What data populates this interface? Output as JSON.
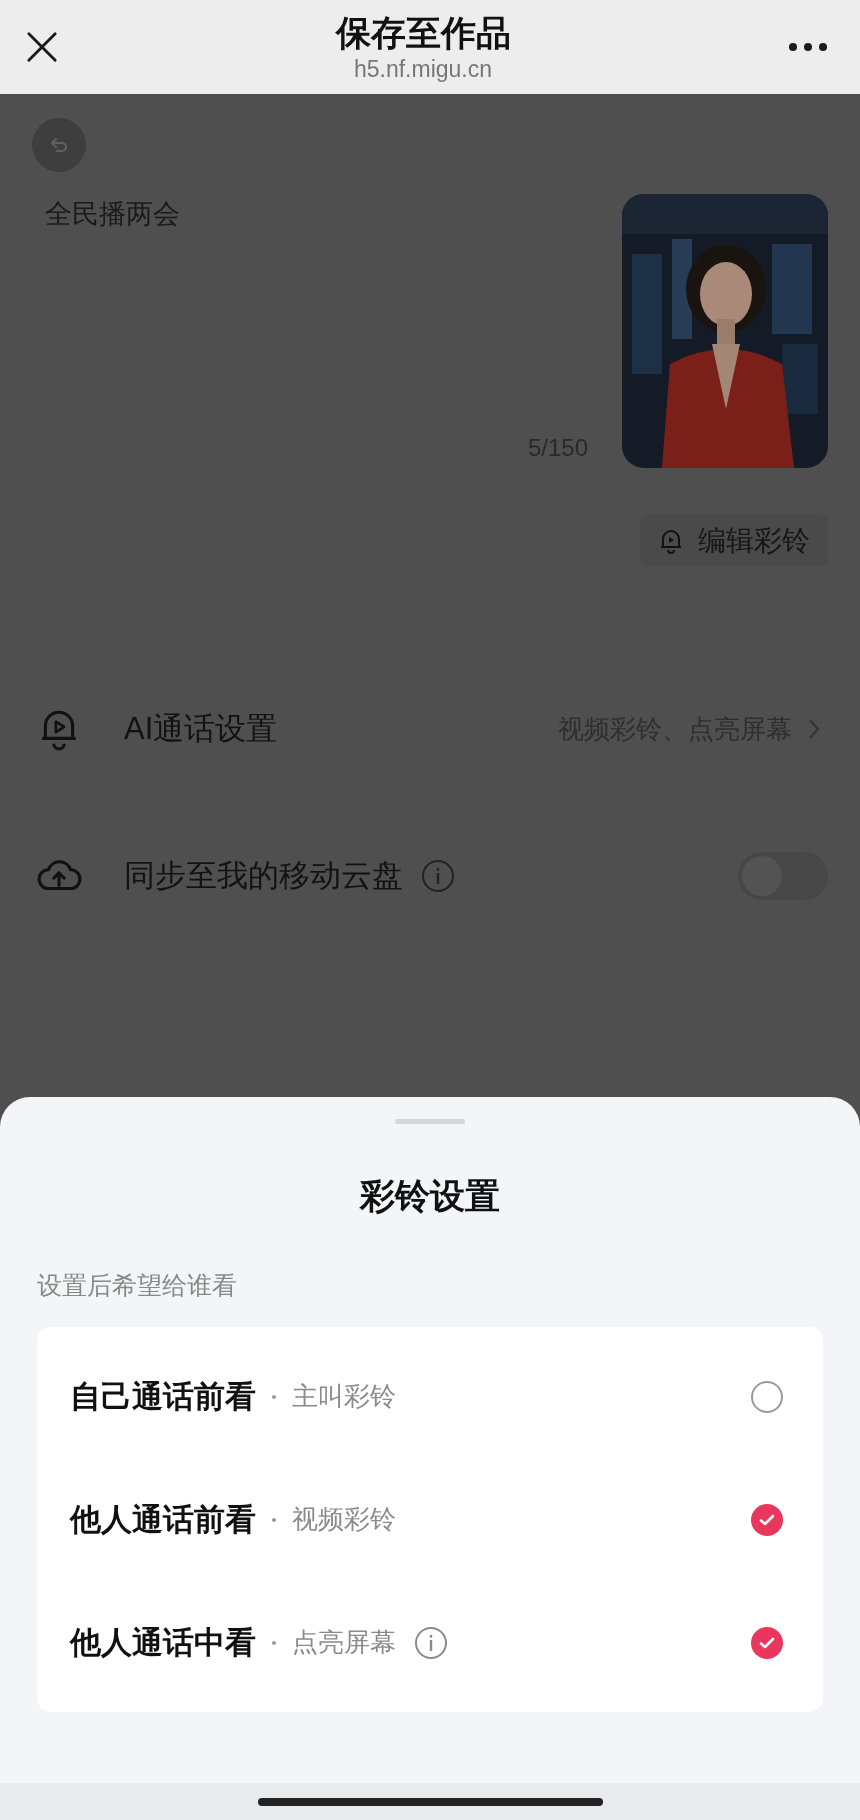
{
  "top_bar": {
    "title": "保存至作品",
    "url": "h5.nf.migu.cn"
  },
  "editor": {
    "text": "全民播两会",
    "count": "5/150",
    "edit_button": "编辑彩铃"
  },
  "settings": [
    {
      "kind": "link",
      "label": "AI通话设置",
      "value": "视频彩铃、点亮屏幕"
    },
    {
      "kind": "toggle",
      "label": "同步至我的移动云盘",
      "on": false
    }
  ],
  "sheet": {
    "title": "彩铃设置",
    "subtitle": "设置后希望给谁看",
    "options": [
      {
        "label": "自己通话前看",
        "detail": "主叫彩铃",
        "has_info": false,
        "checked": false
      },
      {
        "label": "他人通话前看",
        "detail": "视频彩铃",
        "has_info": false,
        "checked": true
      },
      {
        "label": "他人通话中看",
        "detail": "点亮屏幕",
        "has_info": true,
        "checked": true
      }
    ]
  }
}
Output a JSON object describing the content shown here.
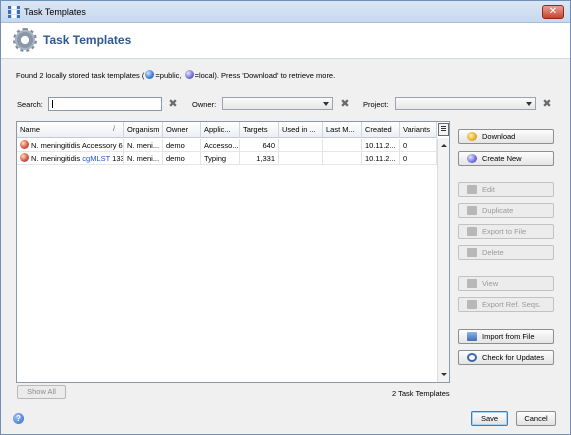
{
  "window": {
    "title": "Task Templates",
    "close_glyph": "✕"
  },
  "header": {
    "title": "Task Templates",
    "icon": "gear-icon"
  },
  "info": {
    "prefix": "Found 2 locally stored task templates (",
    "public_label": "=public, ",
    "local_label": "=local). Press 'Download' to retrieve more."
  },
  "filters": {
    "search_label": "Search:",
    "search_value": "",
    "owner_label": "Owner:",
    "owner_value": "",
    "project_label": "Project:",
    "project_value": "",
    "clear_glyph": "✖"
  },
  "table": {
    "columns": [
      "Name",
      "Organism",
      "Owner",
      "Applic...",
      "Targets",
      "Used in ...",
      "Last M...",
      "Created",
      "Variants"
    ],
    "sort_indicator": "/",
    "rows": [
      {
        "name": "N. meningitidis Accessory 6",
        "name_link": "",
        "name_suffix": "",
        "organism": "N. meni...",
        "owner": "demo",
        "application": "Accesso...",
        "targets": "640",
        "used_in": "",
        "last_modified": "",
        "created": "10.11.2...",
        "variants": "0"
      },
      {
        "name": "N. meningitidis ",
        "name_link": "cgMLST",
        "name_suffix": " 133",
        "organism": "N. meni...",
        "owner": "demo",
        "application": "Typing",
        "targets": "1,331",
        "used_in": "",
        "last_modified": "",
        "created": "10.11.2...",
        "variants": "0"
      }
    ],
    "count_label": "2 Task Templates",
    "show_all_label": "Show All"
  },
  "side_buttons": [
    {
      "label": "Download",
      "icon": "download-icon",
      "enabled": true
    },
    {
      "label": "Create New",
      "icon": "create-new-icon",
      "enabled": true
    },
    {
      "label": "Edit",
      "icon": "edit-icon",
      "enabled": false
    },
    {
      "label": "Duplicate",
      "icon": "duplicate-icon",
      "enabled": false
    },
    {
      "label": "Export to File",
      "icon": "export-icon",
      "enabled": false
    },
    {
      "label": "Delete",
      "icon": "delete-icon",
      "enabled": false
    },
    {
      "label": "View",
      "icon": "view-icon",
      "enabled": false
    },
    {
      "label": "Export Ref. Seqs.",
      "icon": "export-ref-icon",
      "enabled": false
    },
    {
      "label": "Import from File",
      "icon": "import-icon",
      "enabled": true
    },
    {
      "label": "Check for Updates",
      "icon": "check-updates-icon",
      "enabled": true
    }
  ],
  "footer": {
    "help_glyph": "?",
    "save_label": "Save",
    "cancel_label": "Cancel"
  },
  "colors": {
    "header_title": "#2e5893",
    "link": "#1f4fd1",
    "accent": "#3c7fb1"
  }
}
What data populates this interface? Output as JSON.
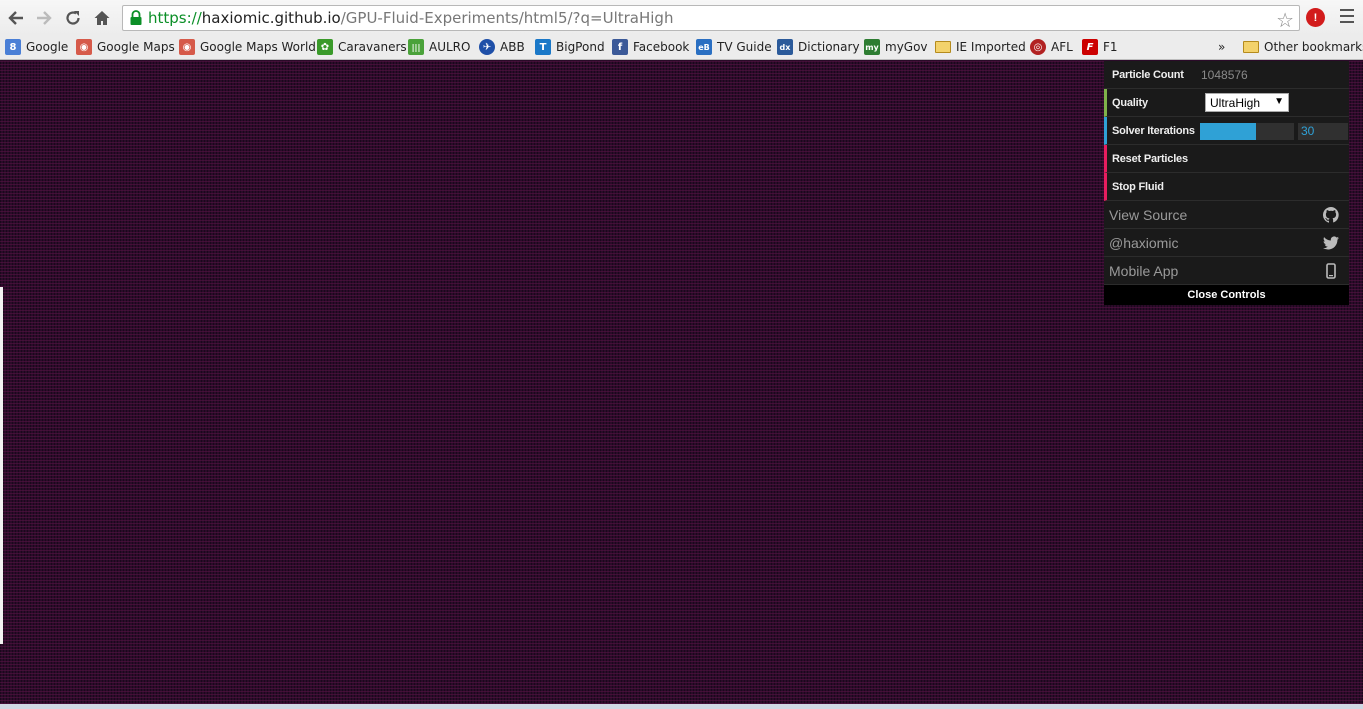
{
  "browser": {
    "url_scheme": "https://",
    "url_host": "haxiomic.github.io",
    "url_path": "/GPU-Fluid-Experiments/html5/?q=UltraHigh",
    "ext_label": "!",
    "overflow_label": "»",
    "bookmarks": [
      {
        "label": "Google",
        "icon": "google-icon",
        "color": "#4a7fd6",
        "glyph": "8"
      },
      {
        "label": "Google Maps",
        "icon": "maps-pin-icon",
        "color": "#d65a4a",
        "glyph": "◉"
      },
      {
        "label": "Google Maps World",
        "icon": "maps-pin-icon",
        "color": "#d65a4a",
        "glyph": "◉"
      },
      {
        "label": "Caravaners",
        "icon": "caravaners-icon",
        "color": "#3a9a2a",
        "glyph": "✿"
      },
      {
        "label": "AULRO",
        "icon": "aulro-icon",
        "color": "#4aa23a",
        "glyph": "|||"
      },
      {
        "label": "ABB",
        "icon": "abb-icon",
        "color": "#1e4fa8",
        "glyph": "✈"
      },
      {
        "label": "BigPond",
        "icon": "telstra-icon",
        "color": "#1a78c8",
        "glyph": "T"
      },
      {
        "label": "Facebook",
        "icon": "facebook-icon",
        "color": "#3b5998",
        "glyph": "f"
      },
      {
        "label": "TV Guide",
        "icon": "tvguide-icon",
        "color": "#2a6fc2",
        "glyph": "eB"
      },
      {
        "label": "Dictionary",
        "icon": "dictionary-icon",
        "color": "#2b5a9a",
        "glyph": "dx"
      },
      {
        "label": "myGov",
        "icon": "mygov-icon",
        "color": "#2e7d32",
        "glyph": "my"
      },
      {
        "label": "IE Imported",
        "icon": "folder-icon",
        "color": "#f3d26b",
        "glyph": ""
      },
      {
        "label": "AFL",
        "icon": "afl-icon",
        "color": "#b22222",
        "glyph": "◎"
      },
      {
        "label": "F1",
        "icon": "f1-icon",
        "color": "#cc0000",
        "glyph": "F"
      }
    ],
    "other_bookmarks": "Other bookmarks"
  },
  "panel": {
    "particle_count_label": "Particle Count",
    "particle_count_value": "1048576",
    "quality_label": "Quality",
    "quality_value": "UltraHigh",
    "solver_label": "Solver Iterations",
    "solver_value": "30",
    "solver_fill_fraction": 0.6,
    "reset_label": "Reset Particles",
    "stop_label": "Stop Fluid",
    "view_source_label": "View Source",
    "twitter_label": "@haxiomic",
    "mobile_label": "Mobile App",
    "close_label": "Close Controls"
  },
  "colors": {
    "canvas_bg": "#2b0b29",
    "panel_bg": "#1a1a1a",
    "accent_blue": "#2fa1d6",
    "accent_green": "#7fb24a",
    "accent_red": "#e61d5f"
  }
}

**DIRECTIONS FOR THIS TASK:**
Reproduce the whole listing word for word, setting aside any pictures.

**TASK SOLUTION:**
What data populates this interface? Output as JSON.
{
  "top_bar": {
    "title": "保存至作品",
    "url": "h5.nf.migu.cn"
  },
  "editor": {
    "text": "全民播两会",
    "count": "5/150",
    "edit_button": "编辑彩铃"
  },
  "settings": [
    {
      "kind": "link",
      "label": "AI通话设置",
      "value": "视频彩铃、点亮屏幕"
    },
    {
      "kind": "toggle",
      "label": "同步至我的移动云盘",
      "on": false
    }
  ],
  "sheet": {
    "title": "彩铃设置",
    "subtitle": "设置后希望给谁看",
    "options": [
      {
        "label": "自己通话前看",
        "detail": "主叫彩铃",
        "has_info": false,
        "checked": false
      },
      {
        "label": "他人通话前看",
        "detail": "视频彩铃",
        "has_info": false,
        "checked": true
      },
      {
        "label": "他人通话中看",
        "detail": "点亮屏幕",
        "has_info": true,
        "checked": true
      }
    ]
  }
}
Output a JSON object describing the content shown here.
{
  "window": {
    "title": "Task Templates",
    "close_glyph": "✕"
  },
  "header": {
    "title": "Task Templates",
    "icon": "gear-icon"
  },
  "info": {
    "prefix": "Found 2 locally stored task templates (",
    "public_label": "=public, ",
    "local_label": "=local). Press 'Download' to retrieve more."
  },
  "filters": {
    "search_label": "Search:",
    "search_value": "",
    "owner_label": "Owner:",
    "owner_value": "",
    "project_label": "Project:",
    "project_value": "",
    "clear_glyph": "✖"
  },
  "table": {
    "columns": [
      "Name",
      "Organism",
      "Owner",
      "Applic...",
      "Targets",
      "Used in ...",
      "Last M...",
      "Created",
      "Variants"
    ],
    "sort_indicator": "/",
    "rows": [
      {
        "name": "N. meningitidis Accessory 6",
        "name_link": "",
        "name_suffix": "",
        "organism": "N. meni...",
        "owner": "demo",
        "application": "Accesso...",
        "targets": "640",
        "used_in": "",
        "last_modified": "",
        "created": "10.11.2...",
        "variants": "0"
      },
      {
        "name": "N. meningitidis ",
        "name_link": "cgMLST",
        "name_suffix": " 133",
        "organism": "N. meni...",
        "owner": "demo",
        "application": "Typing",
        "targets": "1,331",
        "used_in": "",
        "last_modified": "",
        "created": "10.11.2...",
        "variants": "0"
      }
    ],
    "count_label": "2 Task Templates",
    "show_all_label": "Show All"
  },
  "side_buttons": [
    {
      "label": "Download",
      "icon": "download-icon",
      "enabled": true
    },
    {
      "label": "Create New",
      "icon": "create-new-icon",
      "enabled": true
    },
    {
      "label": "Edit",
      "icon": "edit-icon",
      "enabled": false
    },
    {
      "label": "Duplicate",
      "icon": "duplicate-icon",
      "enabled": false
    },
    {
      "label": "Export to File",
      "icon": "export-icon",
      "enabled": false
    },
    {
      "label": "Delete",
      "icon": "delete-icon",
      "enabled": false
    },
    {
      "label": "View",
      "icon": "view-icon",
      "enabled": false
    },
    {
      "label": "Export Ref. Seqs.",
      "icon": "export-ref-icon",
      "enabled": false
    },
    {
      "label": "Import from File",
      "icon": "import-icon",
      "enabled": true
    },
    {
      "label": "Check for Updates",
      "icon": "check-updates-icon",
      "enabled": true
    }
  ],
  "footer": {
    "help_glyph": "?",
    "save_label": "Save",
    "cancel_label": "Cancel"
  },
  "colors": {
    "header_title": "#2e5893",
    "link": "#1f4fd1",
    "accent": "#3c7fb1"
  }
}
What data populates this interface? Output as JSON.
{
  "browser": {
    "url_scheme": "https://",
    "url_host": "haxiomic.github.io",
    "url_path": "/GPU-Fluid-Experiments/html5/?q=UltraHigh",
    "ext_label": "!",
    "overflow_label": "»",
    "bookmarks": [
      {
        "label": "Google",
        "icon": "google-icon",
        "color": "#4a7fd6",
        "glyph": "8"
      },
      {
        "label": "Google Maps",
        "icon": "maps-pin-icon",
        "color": "#d65a4a",
        "glyph": "◉"
      },
      {
        "label": "Google Maps World",
        "icon": "maps-pin-icon",
        "color": "#d65a4a",
        "glyph": "◉"
      },
      {
        "label": "Caravaners",
        "icon": "caravaners-icon",
        "color": "#3a9a2a",
        "glyph": "✿"
      },
      {
        "label": "AULRO",
        "icon": "aulro-icon",
        "color": "#4aa23a",
        "glyph": "|||"
      },
      {
        "label": "ABB",
        "icon": "abb-icon",
        "color": "#1e4fa8",
        "glyph": "✈"
      },
      {
        "label": "BigPond",
        "icon": "telstra-icon",
        "color": "#1a78c8",
        "glyph": "T"
      },
      {
        "label": "Facebook",
        "icon": "facebook-icon",
        "color": "#3b5998",
        "glyph": "f"
      },
      {
        "label": "TV Guide",
        "icon": "tvguide-icon",
        "color": "#2a6fc2",
        "glyph": "eB"
      },
      {
        "label": "Dictionary",
        "icon": "dictionary-icon",
        "color": "#2b5a9a",
        "glyph": "dx"
      },
      {
        "label": "myGov",
        "icon": "mygov-icon",
        "color": "#2e7d32",
        "glyph": "my"
      },
      {
        "label": "IE Imported",
        "icon": "folder-icon",
        "color": "#f3d26b",
        "glyph": ""
      },
      {
        "label": "AFL",
        "icon": "afl-icon",
        "color": "#b22222",
        "glyph": "◎"
      },
      {
        "label": "F1",
        "icon": "f1-icon",
        "color": "#cc0000",
        "glyph": "F"
      }
    ],
    "other_bookmarks": "Other bookmarks"
  },
  "panel": {
    "particle_count_label": "Particle Count",
    "particle_count_value": "1048576",
    "quality_label": "Quality",
    "quality_value": "UltraHigh",
    "solver_label": "Solver Iterations",
    "solver_value": "30",
    "solver_fill_fraction": 0.6,
    "reset_label": "Reset Particles",
    "stop_label": "Stop Fluid",
    "view_source_label": "View Source",
    "twitter_label": "@haxiomic",
    "mobile_label": "Mobile App",
    "close_label": "Close Controls"
  },
  "colors": {
    "canvas_bg": "#2b0b29",
    "panel_bg": "#1a1a1a",
    "accent_blue": "#2fa1d6",
    "accent_green": "#7fb24a",
    "accent_red": "#e61d5f"
  }
}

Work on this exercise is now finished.